- **WHAT NEEDS TO BE DONE**
Scan the records and identify every line in which the string "Caramel" occurs, then return those lines.

- **LISTED RECORDS**
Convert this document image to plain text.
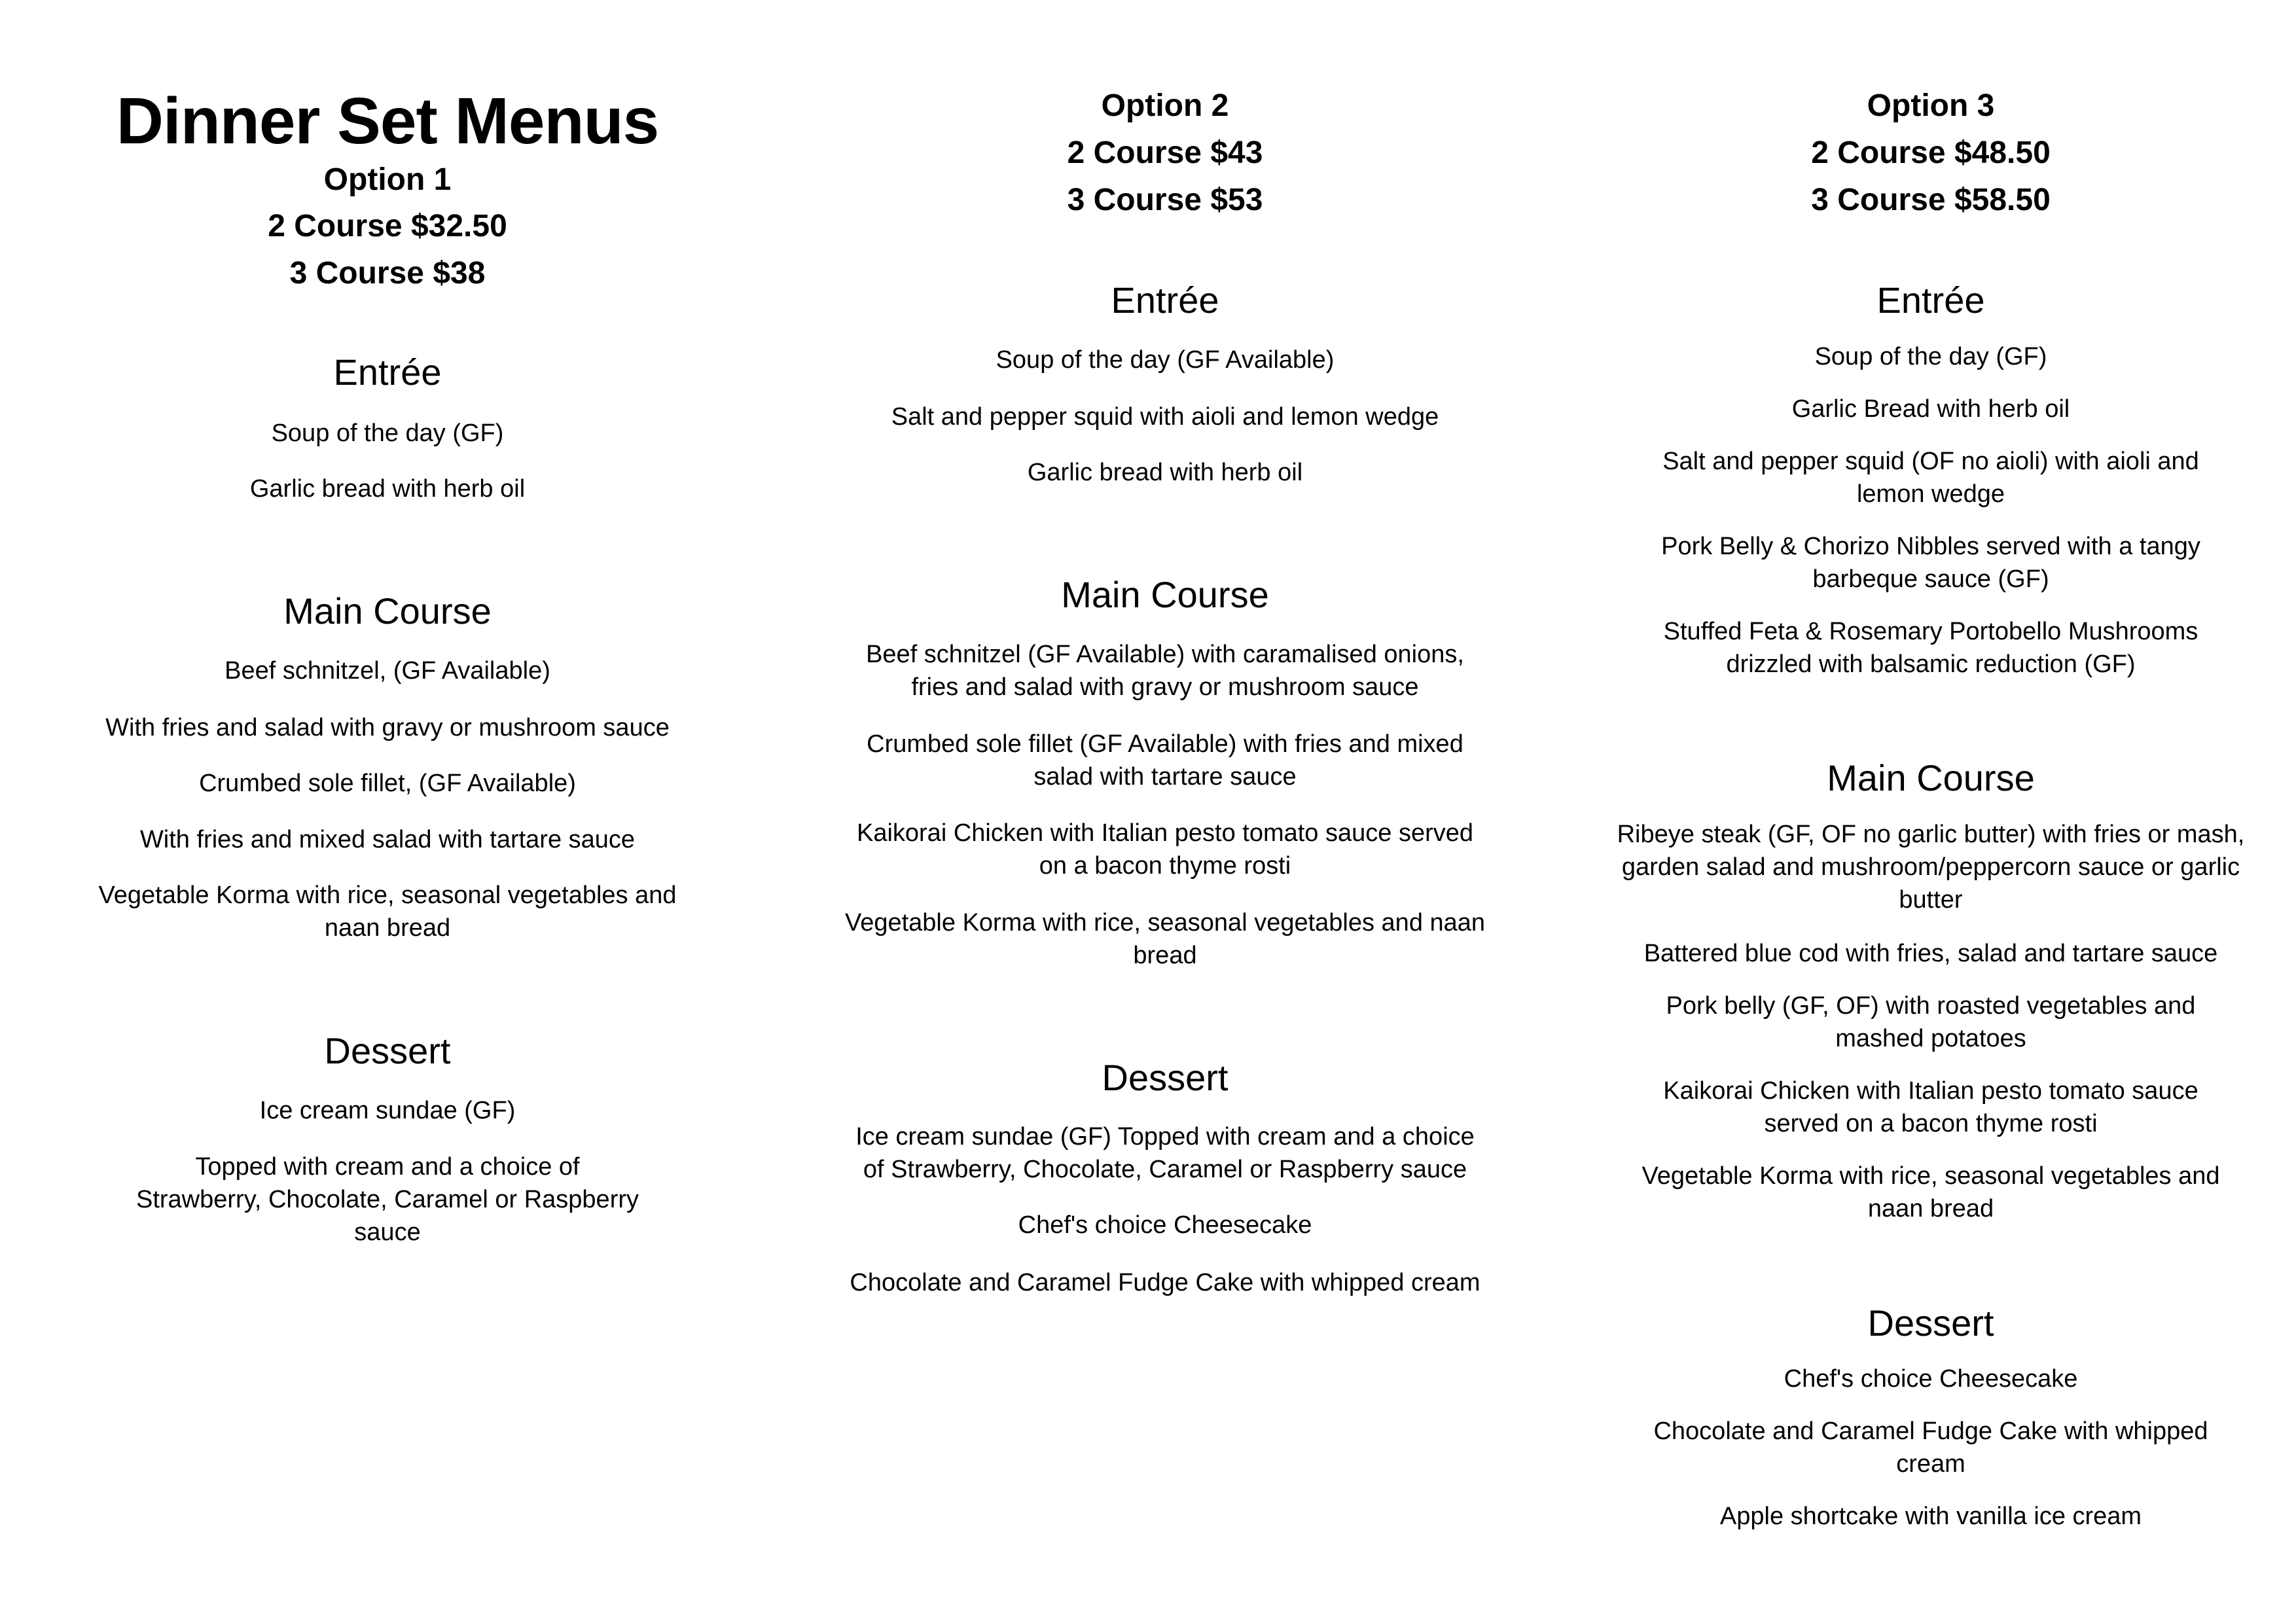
Dinner Set Menus
Option 1
2 Course $32.50
3 Course $38
Entrée
Soup of the day (GF)
Garlic bread with herb oil
Main Course
Beef schnitzel, (GF Available)
With fries and salad with gravy or mushroom sauce
Crumbed sole fillet, (GF Available)
With fries and mixed salad with tartare sauce
Vegetable Korma with rice, seasonal vegetables and naan bread
Dessert
Ice cream sundae (GF)
Topped with cream and a choice of Strawberry, Chocolate, Caramel or Raspberry sauce
Option 2
2 Course $43
3 Course $53
Entrée
Soup of the day (GF Available)
Salt and pepper squid with aioli and lemon wedge
Garlic bread with herb oil
Main Course
Beef schnitzel (GF Available) with caramalised onions, fries and salad with gravy or mushroom sauce
Crumbed sole fillet (GF Available) with fries and mixed salad with tartare sauce
Kaikorai Chicken with Italian pesto tomato sauce served on a bacon thyme rosti
Vegetable Korma with rice, seasonal vegetables and naan bread
Dessert
Ice cream sundae (GF) Topped with cream and a choice of Strawberry, Chocolate, Caramel or Raspberry sauce
Chef's choice Cheesecake
Chocolate and Caramel Fudge Cake with whipped cream
Option 3
2 Course $48.50
3 Course $58.50
Entrée
Soup of the day (GF)
Garlic Bread with herb oil
Salt and pepper squid (OF no aioli) with aioli and lemon wedge
Pork Belly & Chorizo Nibbles served with a tangy barbeque sauce (GF)
Stuffed Feta & Rosemary Portobello Mushrooms drizzled with balsamic reduction (GF)
Main Course
Ribeye steak (GF, OF no garlic butter) with fries or mash, garden salad and mushroom/peppercorn sauce or garlic butter
Battered blue cod with fries, salad and tartare sauce
Pork belly (GF, OF) with roasted vegetables and mashed potatoes
Kaikorai Chicken with Italian pesto tomato sauce served on a bacon thyme rosti
Vegetable Korma with rice, seasonal vegetables and naan bread
Dessert
Chef's choice Cheesecake
Chocolate and Caramel Fudge Cake with whipped cream
Apple shortcake with vanilla ice cream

- **RESULT FOR THIS EXERCISE**
Topped with cream and a choice of Strawberry, Chocolate, Caramel or Raspberry sauce
Ice cream sundae (GF) Topped with cream and a choice of Strawberry, Chocolate, Caramel or Raspberry sauce
Chocolate and Caramel Fudge Cake with whipped cream
Chocolate and Caramel Fudge Cake with whipped cream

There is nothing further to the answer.